-- start Data listing --
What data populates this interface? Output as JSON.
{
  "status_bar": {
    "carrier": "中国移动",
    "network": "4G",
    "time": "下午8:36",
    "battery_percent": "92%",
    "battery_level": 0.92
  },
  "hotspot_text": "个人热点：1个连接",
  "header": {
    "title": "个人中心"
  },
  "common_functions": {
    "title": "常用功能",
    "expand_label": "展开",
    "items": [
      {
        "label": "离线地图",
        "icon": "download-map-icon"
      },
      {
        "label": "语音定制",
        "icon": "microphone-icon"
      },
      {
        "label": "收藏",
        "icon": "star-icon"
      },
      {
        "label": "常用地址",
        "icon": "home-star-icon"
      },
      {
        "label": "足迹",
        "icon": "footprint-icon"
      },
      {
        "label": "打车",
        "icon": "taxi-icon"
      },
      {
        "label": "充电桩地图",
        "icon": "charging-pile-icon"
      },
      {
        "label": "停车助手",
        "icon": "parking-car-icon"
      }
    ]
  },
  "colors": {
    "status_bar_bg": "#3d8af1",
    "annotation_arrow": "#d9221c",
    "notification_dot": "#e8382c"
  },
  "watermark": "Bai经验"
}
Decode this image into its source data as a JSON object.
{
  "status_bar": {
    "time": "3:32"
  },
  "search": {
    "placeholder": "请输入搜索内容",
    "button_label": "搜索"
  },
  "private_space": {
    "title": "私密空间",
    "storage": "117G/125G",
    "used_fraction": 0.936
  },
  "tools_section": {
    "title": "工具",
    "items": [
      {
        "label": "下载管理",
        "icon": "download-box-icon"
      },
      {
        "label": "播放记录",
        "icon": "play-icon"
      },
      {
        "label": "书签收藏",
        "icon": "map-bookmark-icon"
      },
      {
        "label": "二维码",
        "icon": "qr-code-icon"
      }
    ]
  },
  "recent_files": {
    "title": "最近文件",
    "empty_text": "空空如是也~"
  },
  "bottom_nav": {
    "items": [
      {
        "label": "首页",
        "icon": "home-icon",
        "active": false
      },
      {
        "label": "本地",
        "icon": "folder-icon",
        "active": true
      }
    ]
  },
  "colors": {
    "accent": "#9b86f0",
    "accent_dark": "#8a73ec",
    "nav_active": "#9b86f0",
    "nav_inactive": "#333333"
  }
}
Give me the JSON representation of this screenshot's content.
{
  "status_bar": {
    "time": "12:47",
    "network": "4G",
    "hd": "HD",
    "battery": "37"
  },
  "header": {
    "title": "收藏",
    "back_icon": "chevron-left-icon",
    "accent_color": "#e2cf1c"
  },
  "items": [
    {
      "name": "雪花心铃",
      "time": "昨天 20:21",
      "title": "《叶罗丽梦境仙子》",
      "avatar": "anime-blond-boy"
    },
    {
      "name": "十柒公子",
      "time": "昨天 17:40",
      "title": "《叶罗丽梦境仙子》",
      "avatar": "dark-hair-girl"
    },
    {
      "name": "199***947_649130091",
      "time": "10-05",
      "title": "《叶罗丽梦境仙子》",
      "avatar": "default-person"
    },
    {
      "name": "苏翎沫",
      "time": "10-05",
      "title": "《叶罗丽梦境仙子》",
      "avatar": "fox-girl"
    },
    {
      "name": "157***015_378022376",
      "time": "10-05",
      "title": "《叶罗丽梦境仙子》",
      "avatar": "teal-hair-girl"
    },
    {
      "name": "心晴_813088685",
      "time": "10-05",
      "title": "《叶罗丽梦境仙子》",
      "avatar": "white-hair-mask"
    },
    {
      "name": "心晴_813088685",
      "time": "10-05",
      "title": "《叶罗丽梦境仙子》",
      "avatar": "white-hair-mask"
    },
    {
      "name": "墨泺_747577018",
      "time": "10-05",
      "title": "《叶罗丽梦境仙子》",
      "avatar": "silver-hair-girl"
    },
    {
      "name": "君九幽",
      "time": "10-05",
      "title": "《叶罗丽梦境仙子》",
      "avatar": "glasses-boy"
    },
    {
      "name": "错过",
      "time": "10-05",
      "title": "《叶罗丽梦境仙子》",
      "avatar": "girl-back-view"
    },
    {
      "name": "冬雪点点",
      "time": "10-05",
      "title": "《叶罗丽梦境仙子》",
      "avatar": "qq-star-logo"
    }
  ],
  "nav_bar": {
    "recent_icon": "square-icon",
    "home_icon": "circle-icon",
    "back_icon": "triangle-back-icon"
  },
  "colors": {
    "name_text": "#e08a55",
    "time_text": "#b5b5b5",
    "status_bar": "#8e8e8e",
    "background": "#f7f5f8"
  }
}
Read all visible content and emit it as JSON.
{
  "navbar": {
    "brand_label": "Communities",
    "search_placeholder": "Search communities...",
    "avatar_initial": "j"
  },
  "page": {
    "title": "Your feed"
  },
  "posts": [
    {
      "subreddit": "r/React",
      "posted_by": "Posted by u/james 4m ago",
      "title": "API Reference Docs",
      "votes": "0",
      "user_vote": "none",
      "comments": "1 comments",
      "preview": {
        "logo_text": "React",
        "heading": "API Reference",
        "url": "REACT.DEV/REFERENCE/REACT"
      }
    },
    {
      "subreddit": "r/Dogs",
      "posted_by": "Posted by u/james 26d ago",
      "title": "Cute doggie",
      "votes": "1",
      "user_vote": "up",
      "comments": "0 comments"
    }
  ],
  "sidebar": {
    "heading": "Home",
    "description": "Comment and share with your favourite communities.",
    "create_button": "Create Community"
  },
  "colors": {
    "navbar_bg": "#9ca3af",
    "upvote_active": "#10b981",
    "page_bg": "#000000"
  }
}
-- end Data listing --
## Exercise directions:
Take the line that contains "Read all visible content and emit it as JSON." and each line after it down to the last of the records, and retype them exactly; add nothing else.

## Solution:
Read all visible content and emit it as JSON.
{
  "navbar": {
    "brand_label": "Communities",
    "search_placeholder": "Search communities...",
    "avatar_initial": "j"
  },
  "page": {
    "title": "Your feed"
  },
  "posts": [
    {
      "subreddit": "r/React",
      "posted_by": "Posted by u/james 4m ago",
      "title": "API Reference Docs",
      "votes": "0",
      "user_vote": "none",
      "comments": "1 comments",
      "preview": {
        "logo_text": "React",
        "heading": "API Reference",
        "url": "REACT.DEV/REFERENCE/REACT"
      }
    },
    {
      "subreddit": "r/Dogs",
      "posted_by": "Posted by u/james 26d ago",
      "title": "Cute doggie",
      "votes": "1",
      "user_vote": "up",
      "comments": "0 comments"
    }
  ],
  "sidebar": {
    "heading": "Home",
    "description": "Comment and share with your favourite communities.",
    "create_button": "Create Community"
  },
  "colors": {
    "navbar_bg": "#9ca3af",
    "upvote_active": "#10b981",
    "page_bg": "#000000"
  }
}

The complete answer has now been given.